(What this task involves)
Which lines in the records below contain the word "JSON"? Copy each one out.

(Given entries)
☆ ☆ ☆ ☆ ☆ ☆ ☆

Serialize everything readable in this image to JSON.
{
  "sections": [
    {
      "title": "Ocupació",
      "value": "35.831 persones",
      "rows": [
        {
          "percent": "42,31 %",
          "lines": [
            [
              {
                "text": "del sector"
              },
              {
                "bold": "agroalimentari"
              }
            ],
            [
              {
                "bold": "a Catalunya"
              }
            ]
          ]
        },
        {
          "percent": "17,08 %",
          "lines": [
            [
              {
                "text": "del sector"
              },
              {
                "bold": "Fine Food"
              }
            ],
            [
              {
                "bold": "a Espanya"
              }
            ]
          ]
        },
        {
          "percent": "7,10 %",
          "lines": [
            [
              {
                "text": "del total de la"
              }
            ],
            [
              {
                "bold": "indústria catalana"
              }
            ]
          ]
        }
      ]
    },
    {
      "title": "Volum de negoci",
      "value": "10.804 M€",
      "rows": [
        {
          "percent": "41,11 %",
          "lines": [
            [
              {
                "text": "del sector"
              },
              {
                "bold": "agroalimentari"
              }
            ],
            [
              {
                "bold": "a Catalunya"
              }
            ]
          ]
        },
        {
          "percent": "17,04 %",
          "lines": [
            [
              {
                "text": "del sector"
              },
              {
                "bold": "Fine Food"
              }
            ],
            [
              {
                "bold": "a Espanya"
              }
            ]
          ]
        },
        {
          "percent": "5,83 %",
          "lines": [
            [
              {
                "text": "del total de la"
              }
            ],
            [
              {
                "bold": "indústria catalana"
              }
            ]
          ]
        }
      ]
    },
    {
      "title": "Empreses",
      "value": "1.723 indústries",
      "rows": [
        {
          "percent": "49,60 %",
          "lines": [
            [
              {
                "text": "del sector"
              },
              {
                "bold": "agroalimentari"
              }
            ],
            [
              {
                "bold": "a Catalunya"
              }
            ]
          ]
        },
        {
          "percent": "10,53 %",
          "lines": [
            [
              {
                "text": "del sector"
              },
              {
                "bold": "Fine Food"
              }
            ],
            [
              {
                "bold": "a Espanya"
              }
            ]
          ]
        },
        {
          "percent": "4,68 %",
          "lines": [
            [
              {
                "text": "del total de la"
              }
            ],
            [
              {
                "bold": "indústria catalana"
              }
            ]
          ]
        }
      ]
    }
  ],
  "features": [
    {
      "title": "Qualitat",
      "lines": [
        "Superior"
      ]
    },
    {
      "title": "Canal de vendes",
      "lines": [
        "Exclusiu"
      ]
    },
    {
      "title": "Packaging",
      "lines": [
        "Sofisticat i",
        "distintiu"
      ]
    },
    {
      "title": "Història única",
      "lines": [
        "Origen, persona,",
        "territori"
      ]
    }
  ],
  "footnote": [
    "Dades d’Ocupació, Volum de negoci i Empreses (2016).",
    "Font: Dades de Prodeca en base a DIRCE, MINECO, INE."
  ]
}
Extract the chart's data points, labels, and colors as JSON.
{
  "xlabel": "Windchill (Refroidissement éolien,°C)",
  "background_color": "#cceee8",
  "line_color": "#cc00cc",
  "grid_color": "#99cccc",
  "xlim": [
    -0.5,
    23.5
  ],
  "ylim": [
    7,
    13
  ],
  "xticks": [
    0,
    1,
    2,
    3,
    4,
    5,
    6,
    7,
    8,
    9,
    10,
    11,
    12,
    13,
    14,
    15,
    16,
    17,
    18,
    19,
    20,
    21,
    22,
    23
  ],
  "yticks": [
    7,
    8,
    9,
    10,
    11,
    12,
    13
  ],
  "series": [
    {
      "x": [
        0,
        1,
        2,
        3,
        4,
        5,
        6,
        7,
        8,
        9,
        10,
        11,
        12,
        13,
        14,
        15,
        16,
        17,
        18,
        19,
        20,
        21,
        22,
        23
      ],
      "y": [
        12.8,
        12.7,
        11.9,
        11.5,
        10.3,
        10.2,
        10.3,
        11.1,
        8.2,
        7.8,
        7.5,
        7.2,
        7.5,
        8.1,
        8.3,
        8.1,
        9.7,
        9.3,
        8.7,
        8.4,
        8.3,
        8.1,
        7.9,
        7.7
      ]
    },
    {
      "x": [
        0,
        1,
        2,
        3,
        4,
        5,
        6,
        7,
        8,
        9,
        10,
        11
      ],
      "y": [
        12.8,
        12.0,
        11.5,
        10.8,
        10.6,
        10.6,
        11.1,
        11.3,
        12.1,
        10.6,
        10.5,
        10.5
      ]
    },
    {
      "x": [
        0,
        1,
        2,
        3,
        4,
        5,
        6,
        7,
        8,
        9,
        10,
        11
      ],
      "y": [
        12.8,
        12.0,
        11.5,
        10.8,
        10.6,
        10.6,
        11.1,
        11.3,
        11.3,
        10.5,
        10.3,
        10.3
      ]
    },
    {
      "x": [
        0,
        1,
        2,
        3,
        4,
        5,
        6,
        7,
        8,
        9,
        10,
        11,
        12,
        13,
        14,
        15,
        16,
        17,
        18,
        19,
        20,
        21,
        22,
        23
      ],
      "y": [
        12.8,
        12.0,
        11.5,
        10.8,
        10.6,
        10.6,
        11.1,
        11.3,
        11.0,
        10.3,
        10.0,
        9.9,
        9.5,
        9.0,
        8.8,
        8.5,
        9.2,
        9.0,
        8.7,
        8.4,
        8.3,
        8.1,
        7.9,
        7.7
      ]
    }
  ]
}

☆ ☆ ☆ ☆ ☆ ☆ ☆

(Final result)
Serialize everything readable in this image to JSON.
Extract the chart's data points, labels, and colors as JSON.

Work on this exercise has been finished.